Search the material for the string "sound" and copy each line where it occurs.

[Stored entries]
━━━━
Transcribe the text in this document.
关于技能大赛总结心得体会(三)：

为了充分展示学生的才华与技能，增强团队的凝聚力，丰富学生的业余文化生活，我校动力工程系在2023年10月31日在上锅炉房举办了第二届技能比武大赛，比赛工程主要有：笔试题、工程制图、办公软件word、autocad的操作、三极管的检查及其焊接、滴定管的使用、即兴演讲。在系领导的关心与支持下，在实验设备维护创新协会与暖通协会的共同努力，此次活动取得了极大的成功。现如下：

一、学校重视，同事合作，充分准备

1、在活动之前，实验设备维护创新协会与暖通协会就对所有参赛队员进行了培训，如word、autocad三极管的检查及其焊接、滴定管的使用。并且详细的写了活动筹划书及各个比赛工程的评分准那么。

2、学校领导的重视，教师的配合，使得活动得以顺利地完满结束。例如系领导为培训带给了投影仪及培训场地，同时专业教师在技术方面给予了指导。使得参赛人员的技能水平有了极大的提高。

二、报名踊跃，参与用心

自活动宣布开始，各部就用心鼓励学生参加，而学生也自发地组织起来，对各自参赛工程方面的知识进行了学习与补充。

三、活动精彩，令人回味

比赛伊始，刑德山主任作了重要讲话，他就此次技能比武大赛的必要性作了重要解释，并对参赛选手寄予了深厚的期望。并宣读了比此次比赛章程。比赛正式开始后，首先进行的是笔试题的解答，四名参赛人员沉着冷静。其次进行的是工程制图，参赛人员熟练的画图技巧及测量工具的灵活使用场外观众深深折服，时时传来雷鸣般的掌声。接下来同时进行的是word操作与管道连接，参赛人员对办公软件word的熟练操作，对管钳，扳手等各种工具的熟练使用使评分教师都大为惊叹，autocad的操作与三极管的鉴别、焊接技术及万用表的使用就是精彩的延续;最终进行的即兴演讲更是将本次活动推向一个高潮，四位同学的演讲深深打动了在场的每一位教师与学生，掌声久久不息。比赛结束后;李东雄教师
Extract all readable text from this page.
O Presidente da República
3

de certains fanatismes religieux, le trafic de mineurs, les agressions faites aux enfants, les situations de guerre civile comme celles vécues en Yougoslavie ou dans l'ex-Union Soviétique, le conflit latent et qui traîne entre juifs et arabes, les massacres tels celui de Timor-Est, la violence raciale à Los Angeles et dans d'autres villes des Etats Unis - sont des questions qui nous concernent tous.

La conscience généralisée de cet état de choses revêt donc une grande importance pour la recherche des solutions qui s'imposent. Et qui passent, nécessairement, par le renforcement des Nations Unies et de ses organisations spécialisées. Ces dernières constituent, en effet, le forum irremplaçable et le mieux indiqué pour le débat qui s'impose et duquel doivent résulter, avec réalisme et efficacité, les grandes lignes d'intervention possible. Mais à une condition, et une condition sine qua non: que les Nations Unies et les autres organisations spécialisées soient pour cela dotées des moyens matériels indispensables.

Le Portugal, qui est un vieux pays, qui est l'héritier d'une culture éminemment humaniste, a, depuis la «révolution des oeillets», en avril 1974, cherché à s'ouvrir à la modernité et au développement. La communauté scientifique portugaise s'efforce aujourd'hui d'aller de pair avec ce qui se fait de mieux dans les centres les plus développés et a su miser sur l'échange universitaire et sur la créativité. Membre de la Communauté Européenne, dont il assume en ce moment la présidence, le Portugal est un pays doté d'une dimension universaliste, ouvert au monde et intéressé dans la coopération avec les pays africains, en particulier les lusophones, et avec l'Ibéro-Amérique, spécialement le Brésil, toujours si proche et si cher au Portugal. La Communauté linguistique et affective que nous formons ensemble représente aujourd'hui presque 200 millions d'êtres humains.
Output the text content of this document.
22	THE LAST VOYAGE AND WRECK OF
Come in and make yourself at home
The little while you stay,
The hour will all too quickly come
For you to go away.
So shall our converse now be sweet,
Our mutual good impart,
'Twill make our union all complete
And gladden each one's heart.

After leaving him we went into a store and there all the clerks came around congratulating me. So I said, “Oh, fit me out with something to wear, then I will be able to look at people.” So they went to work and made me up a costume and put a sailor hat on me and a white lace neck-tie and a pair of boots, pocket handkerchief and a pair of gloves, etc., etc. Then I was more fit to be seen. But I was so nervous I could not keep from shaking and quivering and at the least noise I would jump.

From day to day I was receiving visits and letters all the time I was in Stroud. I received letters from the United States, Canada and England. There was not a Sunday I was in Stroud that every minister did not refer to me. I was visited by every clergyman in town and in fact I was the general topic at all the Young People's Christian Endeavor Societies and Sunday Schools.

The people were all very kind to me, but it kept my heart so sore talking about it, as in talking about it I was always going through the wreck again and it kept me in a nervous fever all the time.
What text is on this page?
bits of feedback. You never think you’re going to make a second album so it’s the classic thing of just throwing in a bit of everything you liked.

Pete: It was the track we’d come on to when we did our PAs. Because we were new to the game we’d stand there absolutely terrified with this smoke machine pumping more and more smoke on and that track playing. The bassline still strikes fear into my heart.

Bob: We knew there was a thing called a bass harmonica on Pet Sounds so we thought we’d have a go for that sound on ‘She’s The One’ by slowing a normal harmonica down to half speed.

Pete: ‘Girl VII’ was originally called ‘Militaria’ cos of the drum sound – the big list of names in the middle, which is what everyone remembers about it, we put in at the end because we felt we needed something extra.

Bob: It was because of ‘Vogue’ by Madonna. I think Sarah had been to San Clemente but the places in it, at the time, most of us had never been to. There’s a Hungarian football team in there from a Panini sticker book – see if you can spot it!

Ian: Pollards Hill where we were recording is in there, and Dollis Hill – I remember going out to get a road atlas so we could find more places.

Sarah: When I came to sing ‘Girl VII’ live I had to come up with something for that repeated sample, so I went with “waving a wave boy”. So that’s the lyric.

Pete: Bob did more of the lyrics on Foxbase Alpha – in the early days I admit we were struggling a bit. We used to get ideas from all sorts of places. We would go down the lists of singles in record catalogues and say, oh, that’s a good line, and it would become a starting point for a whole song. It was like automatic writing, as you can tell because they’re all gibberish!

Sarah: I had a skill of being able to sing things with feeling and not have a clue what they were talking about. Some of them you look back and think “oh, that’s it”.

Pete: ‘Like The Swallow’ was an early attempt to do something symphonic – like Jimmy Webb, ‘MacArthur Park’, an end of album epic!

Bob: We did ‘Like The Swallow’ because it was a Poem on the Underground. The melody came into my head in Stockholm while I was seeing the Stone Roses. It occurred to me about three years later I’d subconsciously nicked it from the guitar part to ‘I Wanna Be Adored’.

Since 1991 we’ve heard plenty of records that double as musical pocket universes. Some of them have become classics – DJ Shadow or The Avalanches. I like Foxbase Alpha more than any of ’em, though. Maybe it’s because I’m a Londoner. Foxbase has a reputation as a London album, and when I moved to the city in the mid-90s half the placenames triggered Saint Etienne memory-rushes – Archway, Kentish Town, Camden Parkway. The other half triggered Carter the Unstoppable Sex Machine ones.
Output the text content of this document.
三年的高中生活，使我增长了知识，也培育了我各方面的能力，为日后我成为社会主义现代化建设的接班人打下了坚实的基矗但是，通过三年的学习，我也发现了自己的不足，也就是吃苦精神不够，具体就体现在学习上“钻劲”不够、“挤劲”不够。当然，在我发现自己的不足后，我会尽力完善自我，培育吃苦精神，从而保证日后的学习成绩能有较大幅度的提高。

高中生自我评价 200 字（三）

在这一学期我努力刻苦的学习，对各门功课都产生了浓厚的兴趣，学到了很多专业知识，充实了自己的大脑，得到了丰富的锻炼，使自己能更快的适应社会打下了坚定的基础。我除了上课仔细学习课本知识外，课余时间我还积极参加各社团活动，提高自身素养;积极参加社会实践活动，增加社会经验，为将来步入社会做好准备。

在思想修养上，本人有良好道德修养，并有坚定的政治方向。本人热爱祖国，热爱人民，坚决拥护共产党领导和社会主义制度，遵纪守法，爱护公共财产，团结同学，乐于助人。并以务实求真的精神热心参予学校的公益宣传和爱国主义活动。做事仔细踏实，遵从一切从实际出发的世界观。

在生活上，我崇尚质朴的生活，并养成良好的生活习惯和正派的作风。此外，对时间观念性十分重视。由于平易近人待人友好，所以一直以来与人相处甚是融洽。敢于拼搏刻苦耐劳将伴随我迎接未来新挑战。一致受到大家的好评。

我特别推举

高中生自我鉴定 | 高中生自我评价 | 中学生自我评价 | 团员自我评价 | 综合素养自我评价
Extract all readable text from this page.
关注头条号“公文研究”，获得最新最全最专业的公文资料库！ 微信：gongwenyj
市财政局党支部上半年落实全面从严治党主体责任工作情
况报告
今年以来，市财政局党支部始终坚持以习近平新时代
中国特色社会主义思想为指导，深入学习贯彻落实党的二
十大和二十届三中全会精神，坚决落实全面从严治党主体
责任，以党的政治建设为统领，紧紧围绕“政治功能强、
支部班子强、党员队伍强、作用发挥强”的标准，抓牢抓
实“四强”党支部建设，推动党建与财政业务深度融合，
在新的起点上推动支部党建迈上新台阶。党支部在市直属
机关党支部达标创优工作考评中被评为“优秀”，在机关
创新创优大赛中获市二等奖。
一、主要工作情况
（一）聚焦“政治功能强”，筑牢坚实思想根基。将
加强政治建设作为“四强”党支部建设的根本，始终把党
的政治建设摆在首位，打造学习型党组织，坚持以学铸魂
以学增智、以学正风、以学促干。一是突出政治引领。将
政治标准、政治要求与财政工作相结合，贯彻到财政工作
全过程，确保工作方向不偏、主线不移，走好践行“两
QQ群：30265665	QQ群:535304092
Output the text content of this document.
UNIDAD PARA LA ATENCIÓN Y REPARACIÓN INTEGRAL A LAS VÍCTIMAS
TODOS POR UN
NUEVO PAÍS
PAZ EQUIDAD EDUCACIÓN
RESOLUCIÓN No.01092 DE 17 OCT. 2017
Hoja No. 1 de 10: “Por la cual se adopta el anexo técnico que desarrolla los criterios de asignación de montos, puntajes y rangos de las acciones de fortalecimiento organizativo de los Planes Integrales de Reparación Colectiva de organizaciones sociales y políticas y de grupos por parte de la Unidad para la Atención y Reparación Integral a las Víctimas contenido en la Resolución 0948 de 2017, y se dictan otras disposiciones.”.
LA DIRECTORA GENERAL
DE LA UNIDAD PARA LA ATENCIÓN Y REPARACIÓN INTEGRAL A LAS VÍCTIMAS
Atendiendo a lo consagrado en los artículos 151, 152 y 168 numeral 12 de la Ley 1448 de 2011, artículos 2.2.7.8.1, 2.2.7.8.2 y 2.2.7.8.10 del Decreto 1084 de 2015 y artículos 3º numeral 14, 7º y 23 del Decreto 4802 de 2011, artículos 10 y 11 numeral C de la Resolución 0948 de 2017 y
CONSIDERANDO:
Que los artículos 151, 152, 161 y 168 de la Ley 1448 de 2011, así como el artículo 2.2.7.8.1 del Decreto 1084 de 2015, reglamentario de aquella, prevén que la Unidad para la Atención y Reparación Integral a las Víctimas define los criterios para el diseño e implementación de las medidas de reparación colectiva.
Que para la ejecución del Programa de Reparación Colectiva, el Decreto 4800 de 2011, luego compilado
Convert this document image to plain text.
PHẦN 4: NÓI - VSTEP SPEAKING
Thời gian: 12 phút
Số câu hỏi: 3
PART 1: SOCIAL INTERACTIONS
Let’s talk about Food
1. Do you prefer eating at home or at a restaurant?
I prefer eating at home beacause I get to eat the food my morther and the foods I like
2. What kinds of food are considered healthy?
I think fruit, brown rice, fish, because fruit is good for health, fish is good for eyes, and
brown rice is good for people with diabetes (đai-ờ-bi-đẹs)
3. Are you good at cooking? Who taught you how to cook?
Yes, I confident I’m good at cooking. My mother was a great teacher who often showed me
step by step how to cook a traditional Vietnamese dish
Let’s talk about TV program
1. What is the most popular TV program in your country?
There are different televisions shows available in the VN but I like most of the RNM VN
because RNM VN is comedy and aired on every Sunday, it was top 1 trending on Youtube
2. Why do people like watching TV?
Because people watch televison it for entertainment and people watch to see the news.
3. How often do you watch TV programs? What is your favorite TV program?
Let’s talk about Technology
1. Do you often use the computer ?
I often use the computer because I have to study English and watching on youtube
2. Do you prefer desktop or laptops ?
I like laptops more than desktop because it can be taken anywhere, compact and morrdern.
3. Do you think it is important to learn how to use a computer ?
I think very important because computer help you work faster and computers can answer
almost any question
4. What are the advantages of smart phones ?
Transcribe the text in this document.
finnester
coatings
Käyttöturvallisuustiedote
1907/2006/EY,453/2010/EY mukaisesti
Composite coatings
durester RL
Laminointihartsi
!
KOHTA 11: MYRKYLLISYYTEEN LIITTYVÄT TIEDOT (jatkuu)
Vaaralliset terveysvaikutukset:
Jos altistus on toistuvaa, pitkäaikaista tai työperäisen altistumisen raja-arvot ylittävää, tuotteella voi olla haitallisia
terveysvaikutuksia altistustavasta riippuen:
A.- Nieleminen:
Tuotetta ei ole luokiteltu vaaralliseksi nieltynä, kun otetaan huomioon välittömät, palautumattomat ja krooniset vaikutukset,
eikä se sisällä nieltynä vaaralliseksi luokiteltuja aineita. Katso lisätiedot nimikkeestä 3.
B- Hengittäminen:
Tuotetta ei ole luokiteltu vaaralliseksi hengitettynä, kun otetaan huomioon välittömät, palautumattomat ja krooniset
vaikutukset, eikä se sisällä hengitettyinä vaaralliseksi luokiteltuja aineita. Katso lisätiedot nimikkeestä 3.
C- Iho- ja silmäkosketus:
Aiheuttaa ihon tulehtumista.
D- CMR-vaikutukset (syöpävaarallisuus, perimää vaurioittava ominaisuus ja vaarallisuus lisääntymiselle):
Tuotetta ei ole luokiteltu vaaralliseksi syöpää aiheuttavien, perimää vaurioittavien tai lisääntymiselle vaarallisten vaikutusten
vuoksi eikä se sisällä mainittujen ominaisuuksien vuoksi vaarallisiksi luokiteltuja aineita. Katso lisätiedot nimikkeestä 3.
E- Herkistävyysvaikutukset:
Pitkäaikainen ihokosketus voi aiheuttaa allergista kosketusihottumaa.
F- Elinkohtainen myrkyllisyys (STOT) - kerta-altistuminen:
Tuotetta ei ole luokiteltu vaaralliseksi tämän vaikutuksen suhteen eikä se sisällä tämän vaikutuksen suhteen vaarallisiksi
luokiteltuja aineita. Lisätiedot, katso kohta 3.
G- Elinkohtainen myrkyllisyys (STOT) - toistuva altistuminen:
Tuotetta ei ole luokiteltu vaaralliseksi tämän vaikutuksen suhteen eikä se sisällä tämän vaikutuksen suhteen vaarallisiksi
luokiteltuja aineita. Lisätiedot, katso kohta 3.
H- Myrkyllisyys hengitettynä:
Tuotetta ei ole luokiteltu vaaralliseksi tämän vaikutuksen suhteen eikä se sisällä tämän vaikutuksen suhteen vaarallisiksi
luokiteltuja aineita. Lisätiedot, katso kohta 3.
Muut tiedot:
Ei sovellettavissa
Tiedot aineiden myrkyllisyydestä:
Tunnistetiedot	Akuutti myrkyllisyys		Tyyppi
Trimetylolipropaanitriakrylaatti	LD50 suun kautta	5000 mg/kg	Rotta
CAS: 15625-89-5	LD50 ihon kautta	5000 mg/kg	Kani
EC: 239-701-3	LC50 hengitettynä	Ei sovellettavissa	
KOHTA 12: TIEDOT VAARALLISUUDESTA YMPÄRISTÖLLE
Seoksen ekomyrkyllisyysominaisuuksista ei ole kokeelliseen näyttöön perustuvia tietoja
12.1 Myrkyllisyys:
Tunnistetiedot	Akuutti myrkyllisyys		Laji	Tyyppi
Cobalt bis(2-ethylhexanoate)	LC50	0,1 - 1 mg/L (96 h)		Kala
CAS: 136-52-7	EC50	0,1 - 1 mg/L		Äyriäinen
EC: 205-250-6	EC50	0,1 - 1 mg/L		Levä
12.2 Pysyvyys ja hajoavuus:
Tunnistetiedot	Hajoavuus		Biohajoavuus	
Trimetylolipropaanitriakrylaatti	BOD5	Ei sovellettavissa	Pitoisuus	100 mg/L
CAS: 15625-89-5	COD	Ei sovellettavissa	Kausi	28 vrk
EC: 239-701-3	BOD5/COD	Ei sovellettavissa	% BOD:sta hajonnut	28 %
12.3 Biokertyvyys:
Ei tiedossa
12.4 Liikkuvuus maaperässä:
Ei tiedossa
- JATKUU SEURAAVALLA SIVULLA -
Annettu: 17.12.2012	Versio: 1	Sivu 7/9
━━━━
Output below:
Bob: We knew there was a thing called a bass harmonica on Pet Sounds so we thought we’d have a go for that sound on ‘She’s The One’ by slowing a normal harmonica down to half speed.
Pete: ‘Girl VII’ was originally called ‘Militaria’ cos of the drum sound – the big list of names in the middle, which is what everyone remembers about it, we put in at the end because we felt we needed something extra.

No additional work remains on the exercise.